:: STATED PROBLEM ::
For each line in the data below that holds "name", return a copy.

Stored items
-- BEGIN --
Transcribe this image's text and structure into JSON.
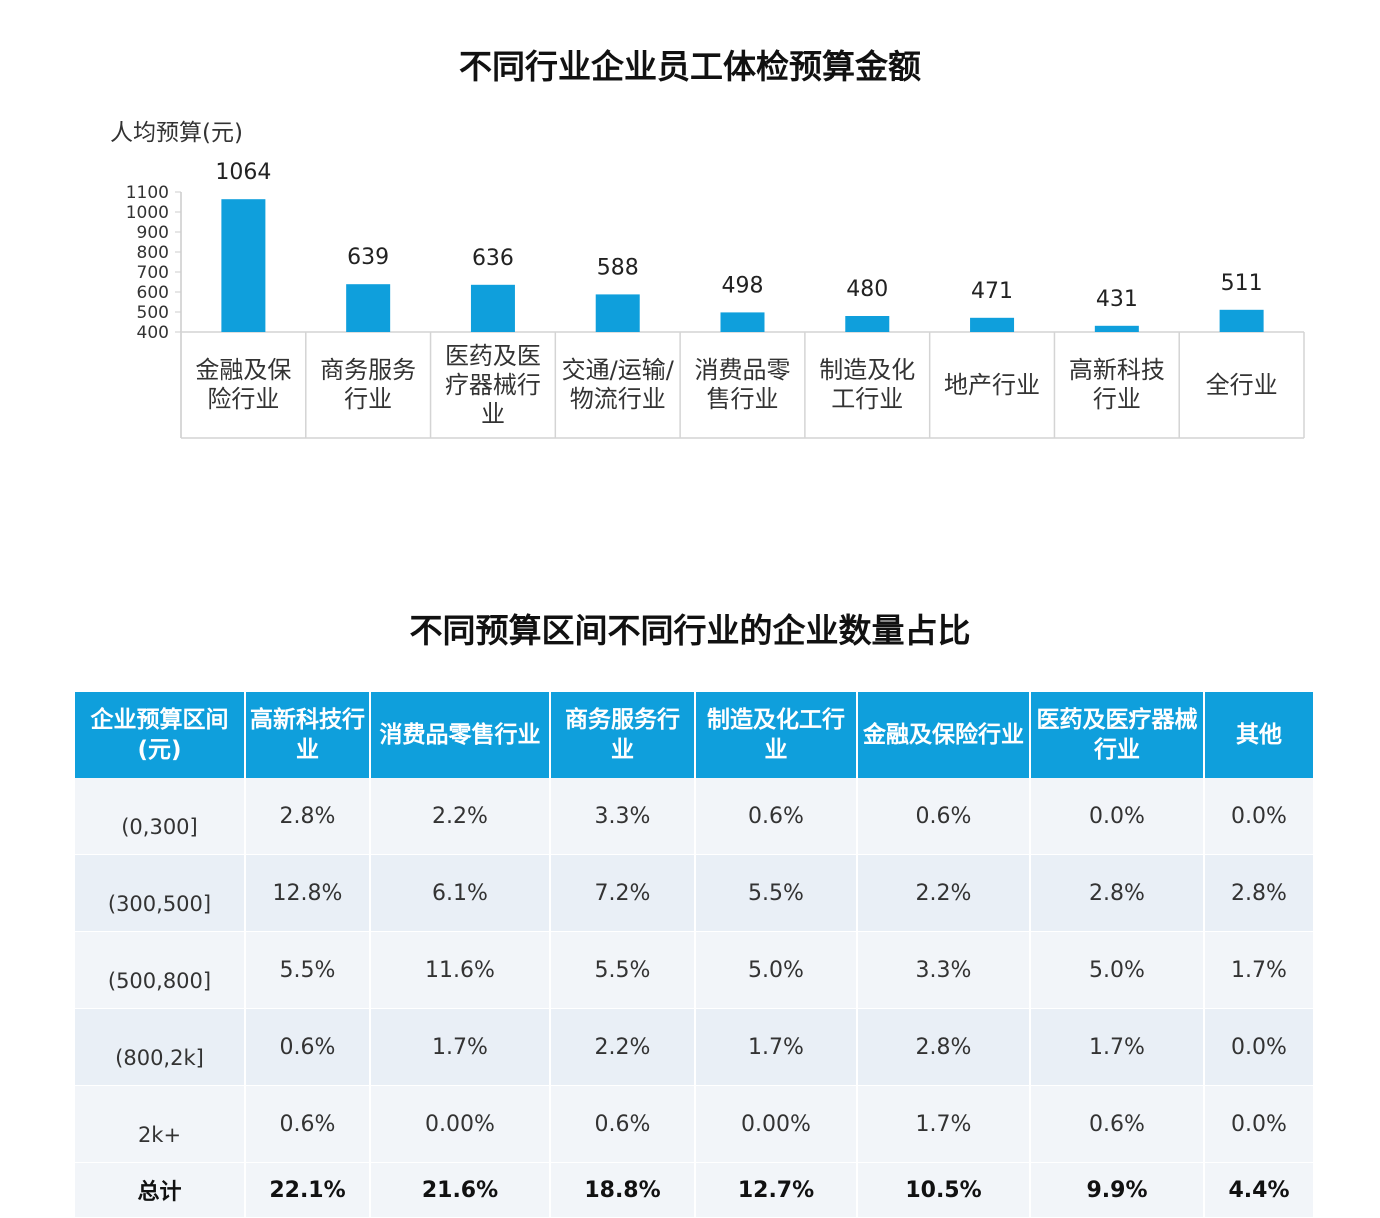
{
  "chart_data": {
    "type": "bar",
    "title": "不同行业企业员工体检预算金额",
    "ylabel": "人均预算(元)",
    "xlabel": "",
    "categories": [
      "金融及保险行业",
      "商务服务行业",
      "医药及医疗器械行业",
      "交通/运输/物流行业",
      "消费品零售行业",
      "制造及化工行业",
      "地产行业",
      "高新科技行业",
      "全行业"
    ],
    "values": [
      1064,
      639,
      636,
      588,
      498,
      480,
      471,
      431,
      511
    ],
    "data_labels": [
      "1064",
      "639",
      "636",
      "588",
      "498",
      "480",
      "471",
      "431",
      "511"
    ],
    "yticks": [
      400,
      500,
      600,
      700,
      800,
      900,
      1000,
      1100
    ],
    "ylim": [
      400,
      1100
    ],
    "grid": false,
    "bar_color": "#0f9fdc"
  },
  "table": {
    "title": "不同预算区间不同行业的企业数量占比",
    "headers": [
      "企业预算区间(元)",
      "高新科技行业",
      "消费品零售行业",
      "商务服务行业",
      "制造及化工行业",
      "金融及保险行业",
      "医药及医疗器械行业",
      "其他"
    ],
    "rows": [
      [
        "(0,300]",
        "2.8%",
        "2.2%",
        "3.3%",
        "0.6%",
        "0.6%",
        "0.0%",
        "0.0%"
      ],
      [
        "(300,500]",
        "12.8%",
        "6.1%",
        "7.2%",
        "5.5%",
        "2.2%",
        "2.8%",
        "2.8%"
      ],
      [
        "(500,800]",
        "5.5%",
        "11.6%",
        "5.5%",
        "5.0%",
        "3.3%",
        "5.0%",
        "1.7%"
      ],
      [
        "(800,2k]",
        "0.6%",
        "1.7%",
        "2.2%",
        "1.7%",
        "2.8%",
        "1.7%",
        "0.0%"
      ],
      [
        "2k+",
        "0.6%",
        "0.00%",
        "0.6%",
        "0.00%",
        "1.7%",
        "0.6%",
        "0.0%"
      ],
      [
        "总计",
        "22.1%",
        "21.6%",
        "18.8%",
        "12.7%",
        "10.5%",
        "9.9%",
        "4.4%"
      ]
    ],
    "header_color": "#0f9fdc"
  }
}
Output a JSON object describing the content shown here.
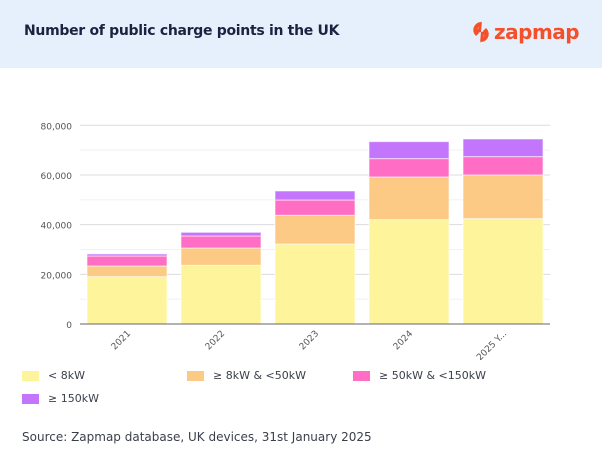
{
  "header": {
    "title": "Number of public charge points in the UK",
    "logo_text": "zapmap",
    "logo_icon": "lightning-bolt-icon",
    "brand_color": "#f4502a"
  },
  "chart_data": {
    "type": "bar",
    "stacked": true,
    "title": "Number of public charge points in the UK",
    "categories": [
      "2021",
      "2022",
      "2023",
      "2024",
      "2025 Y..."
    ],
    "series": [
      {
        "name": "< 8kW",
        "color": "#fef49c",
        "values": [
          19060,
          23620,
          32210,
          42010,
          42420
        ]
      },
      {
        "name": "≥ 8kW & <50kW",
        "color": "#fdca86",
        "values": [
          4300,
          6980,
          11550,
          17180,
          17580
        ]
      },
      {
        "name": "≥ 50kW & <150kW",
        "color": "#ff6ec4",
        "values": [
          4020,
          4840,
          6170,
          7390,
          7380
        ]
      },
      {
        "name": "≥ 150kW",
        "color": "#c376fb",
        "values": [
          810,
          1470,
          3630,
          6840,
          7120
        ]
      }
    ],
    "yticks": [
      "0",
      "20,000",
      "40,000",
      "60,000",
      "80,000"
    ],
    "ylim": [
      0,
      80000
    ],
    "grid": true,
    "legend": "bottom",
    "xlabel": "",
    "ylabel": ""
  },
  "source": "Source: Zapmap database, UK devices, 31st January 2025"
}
-- END --
-- BEGIN --
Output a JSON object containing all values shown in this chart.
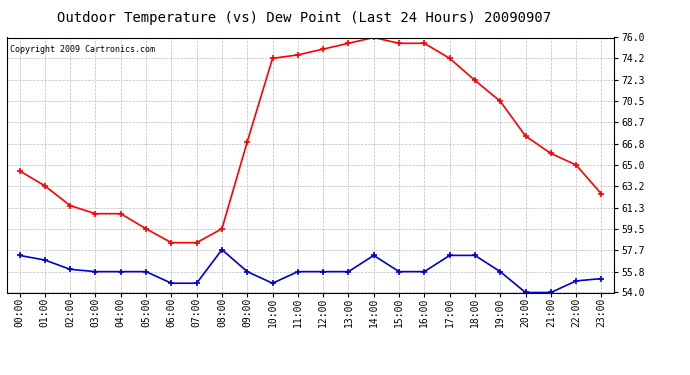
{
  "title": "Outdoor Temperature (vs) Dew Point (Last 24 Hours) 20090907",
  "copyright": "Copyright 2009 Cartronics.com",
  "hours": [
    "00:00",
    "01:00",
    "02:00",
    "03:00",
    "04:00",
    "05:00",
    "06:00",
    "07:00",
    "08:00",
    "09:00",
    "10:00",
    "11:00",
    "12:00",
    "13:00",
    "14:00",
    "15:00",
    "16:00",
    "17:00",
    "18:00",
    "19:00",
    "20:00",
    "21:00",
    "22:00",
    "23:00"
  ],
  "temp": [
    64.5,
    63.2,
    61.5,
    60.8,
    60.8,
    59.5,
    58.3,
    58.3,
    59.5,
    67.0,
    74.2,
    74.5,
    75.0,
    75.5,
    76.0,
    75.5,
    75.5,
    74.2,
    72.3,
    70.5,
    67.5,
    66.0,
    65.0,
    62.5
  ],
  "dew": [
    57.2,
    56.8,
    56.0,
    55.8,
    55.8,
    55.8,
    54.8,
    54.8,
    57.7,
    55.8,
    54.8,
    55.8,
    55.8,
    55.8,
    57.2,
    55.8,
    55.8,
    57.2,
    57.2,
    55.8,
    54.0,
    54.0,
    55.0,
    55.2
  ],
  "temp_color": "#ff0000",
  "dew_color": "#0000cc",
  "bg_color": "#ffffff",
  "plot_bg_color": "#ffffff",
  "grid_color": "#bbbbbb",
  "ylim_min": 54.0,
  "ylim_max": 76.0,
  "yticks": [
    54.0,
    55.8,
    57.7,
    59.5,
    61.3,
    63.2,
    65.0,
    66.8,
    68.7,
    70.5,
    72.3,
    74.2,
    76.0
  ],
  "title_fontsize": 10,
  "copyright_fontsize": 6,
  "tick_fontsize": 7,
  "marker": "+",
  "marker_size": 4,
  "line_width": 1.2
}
-- END --
:: FINAL RESULT ::
        "name": "< 8kW",
        "name": "≥ 8kW & <50kW",
        "name": "≥ 50kW & <150kW",
        "name": "≥ 150kW",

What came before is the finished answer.